┌─ 条目

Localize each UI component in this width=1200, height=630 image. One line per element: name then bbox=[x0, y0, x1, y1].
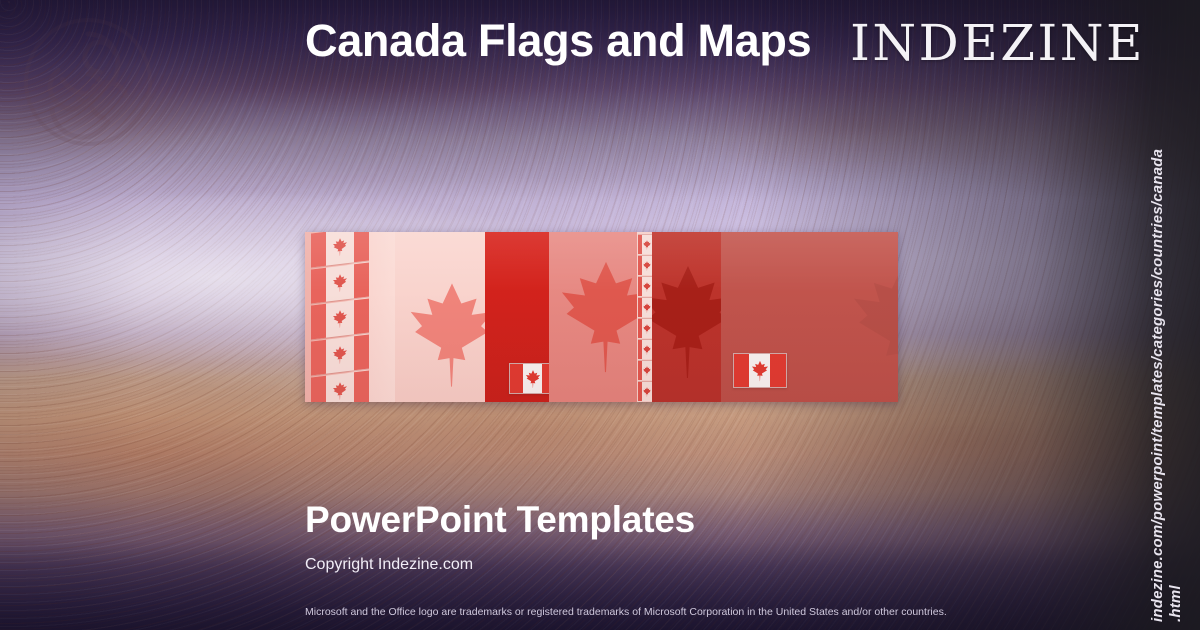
sidebar-url-line-2: .html bbox=[1167, 585, 1184, 622]
collage-panel-maple-leaf-flag bbox=[549, 232, 637, 402]
maple-leaf-icon bbox=[330, 236, 350, 258]
maple-leaf-icon bbox=[641, 344, 652, 355]
collage-panel-solid-red-band bbox=[485, 232, 550, 402]
collage-panel-mini-flag-strip bbox=[637, 232, 652, 402]
strip-flag bbox=[638, 297, 652, 317]
flag-collage bbox=[305, 232, 898, 402]
collage-panel-dark-red-leaf bbox=[652, 232, 721, 402]
page-title: Canada Flags and Maps bbox=[305, 16, 811, 66]
strip-flag bbox=[638, 255, 652, 275]
maple-leaf-icon bbox=[641, 365, 652, 376]
maple-leaf-icon bbox=[641, 323, 652, 334]
mini-flag bbox=[311, 370, 369, 402]
slide-canvas: Canada Flags and Maps INDEZINE bbox=[0, 0, 1200, 630]
maple-leaf-icon bbox=[395, 276, 485, 394]
maple-leaf-icon bbox=[330, 308, 350, 330]
maple-leaf-icon bbox=[833, 256, 898, 396]
maple-leaf-icon bbox=[330, 272, 350, 294]
collage-panel-muted-red-leaf bbox=[721, 232, 898, 402]
mini-flag-column bbox=[311, 232, 373, 402]
small-canada-flag bbox=[733, 353, 787, 388]
strip-flag bbox=[638, 234, 652, 254]
strip-flag bbox=[638, 276, 652, 296]
maple-leaf-icon bbox=[744, 359, 775, 382]
strip-flag bbox=[638, 318, 652, 338]
strip-flag bbox=[638, 360, 652, 380]
mini-flag bbox=[311, 334, 369, 375]
maple-leaf-icon bbox=[641, 281, 652, 292]
sidebar-url: indezine.com/powerpoint/templates/catego… bbox=[1152, 0, 1198, 630]
maple-leaf-icon bbox=[330, 344, 350, 366]
maple-leaf-icon bbox=[519, 368, 547, 388]
collage-panel-overlapping-mini-flags bbox=[305, 232, 395, 402]
maple-leaf-icon bbox=[641, 239, 652, 250]
small-canada-flag bbox=[509, 363, 550, 394]
collage-panel-pale-flag-with-leaf bbox=[395, 232, 485, 402]
maple-leaf-icon bbox=[549, 254, 637, 380]
maple-leaf-icon bbox=[330, 380, 350, 402]
maple-leaf-icon bbox=[641, 260, 652, 271]
strip-flag bbox=[638, 339, 652, 359]
mini-flag bbox=[311, 232, 369, 268]
maple-leaf-icon bbox=[652, 258, 721, 386]
brand-logo-indezine: INDEZINE bbox=[850, 14, 1145, 72]
maple-leaf-icon bbox=[641, 302, 652, 313]
mini-flag bbox=[311, 262, 369, 303]
maple-leaf-icon bbox=[641, 386, 652, 397]
copyright-text: Copyright Indezine.com bbox=[305, 556, 473, 574]
mini-flag bbox=[311, 298, 369, 339]
subtitle: PowerPoint Templates bbox=[305, 499, 695, 541]
trademark-disclaimer: Microsoft and the Office logo are tradem… bbox=[305, 606, 947, 618]
strip-flag bbox=[638, 381, 652, 401]
sidebar-url-line-1: indezine.com/powerpoint/templates/catego… bbox=[1149, 149, 1166, 622]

└─

=== 任务 ===
把全部材料照原样重写一遍，只把每处“maple-leaf-icon”换成“leaf-icon”，其他地方一点不改，答案里不要放图片。

=== 答复 ===
Localize each UI component in this width=1200, height=630 image. One line per element: name then bbox=[x0, y0, x1, y1].
sidebar-url-line-2: .html bbox=[1167, 585, 1184, 622]
collage-panel-maple-leaf-flag bbox=[549, 232, 637, 402]
leaf-icon bbox=[330, 236, 350, 258]
leaf-icon bbox=[641, 344, 652, 355]
collage-panel-solid-red-band bbox=[485, 232, 550, 402]
collage-panel-mini-flag-strip bbox=[637, 232, 652, 402]
strip-flag bbox=[638, 297, 652, 317]
flag-collage bbox=[305, 232, 898, 402]
collage-panel-dark-red-leaf bbox=[652, 232, 721, 402]
page-title: Canada Flags and Maps bbox=[305, 16, 811, 66]
strip-flag bbox=[638, 255, 652, 275]
leaf-icon bbox=[641, 365, 652, 376]
leaf-icon bbox=[641, 323, 652, 334]
mini-flag bbox=[311, 370, 369, 402]
slide-canvas: Canada Flags and Maps INDEZINE bbox=[0, 0, 1200, 630]
leaf-icon bbox=[395, 276, 485, 394]
leaf-icon bbox=[330, 308, 350, 330]
leaf-icon bbox=[833, 256, 898, 396]
leaf-icon bbox=[330, 272, 350, 294]
collage-panel-muted-red-leaf bbox=[721, 232, 898, 402]
mini-flag-column bbox=[311, 232, 373, 402]
small-canada-flag bbox=[733, 353, 787, 388]
strip-flag bbox=[638, 234, 652, 254]
strip-flag bbox=[638, 276, 652, 296]
leaf-icon bbox=[744, 359, 775, 382]
strip-flag bbox=[638, 318, 652, 338]
strip-flag bbox=[638, 360, 652, 380]
mini-flag bbox=[311, 334, 369, 375]
leaf-icon bbox=[641, 281, 652, 292]
sidebar-url: indezine.com/powerpoint/templates/catego… bbox=[1152, 0, 1198, 630]
leaf-icon bbox=[330, 344, 350, 366]
leaf-icon bbox=[519, 368, 547, 388]
collage-panel-overlapping-mini-flags bbox=[305, 232, 395, 402]
leaf-icon bbox=[641, 239, 652, 250]
small-canada-flag bbox=[509, 363, 550, 394]
collage-panel-pale-flag-with-leaf bbox=[395, 232, 485, 402]
leaf-icon bbox=[549, 254, 637, 380]
leaf-icon bbox=[330, 380, 350, 402]
leaf-icon bbox=[641, 260, 652, 271]
strip-flag bbox=[638, 339, 652, 359]
mini-flag bbox=[311, 232, 369, 268]
leaf-icon bbox=[652, 258, 721, 386]
brand-logo-indezine: INDEZINE bbox=[850, 14, 1145, 72]
leaf-icon bbox=[641, 302, 652, 313]
mini-flag bbox=[311, 262, 369, 303]
leaf-icon bbox=[641, 386, 652, 397]
copyright-text: Copyright Indezine.com bbox=[305, 556, 473, 574]
mini-flag bbox=[311, 298, 369, 339]
subtitle: PowerPoint Templates bbox=[305, 499, 695, 541]
trademark-disclaimer: Microsoft and the Office logo are tradem… bbox=[305, 606, 947, 618]
strip-flag bbox=[638, 381, 652, 401]
sidebar-url-line-1: indezine.com/powerpoint/templates/catego… bbox=[1149, 149, 1166, 622]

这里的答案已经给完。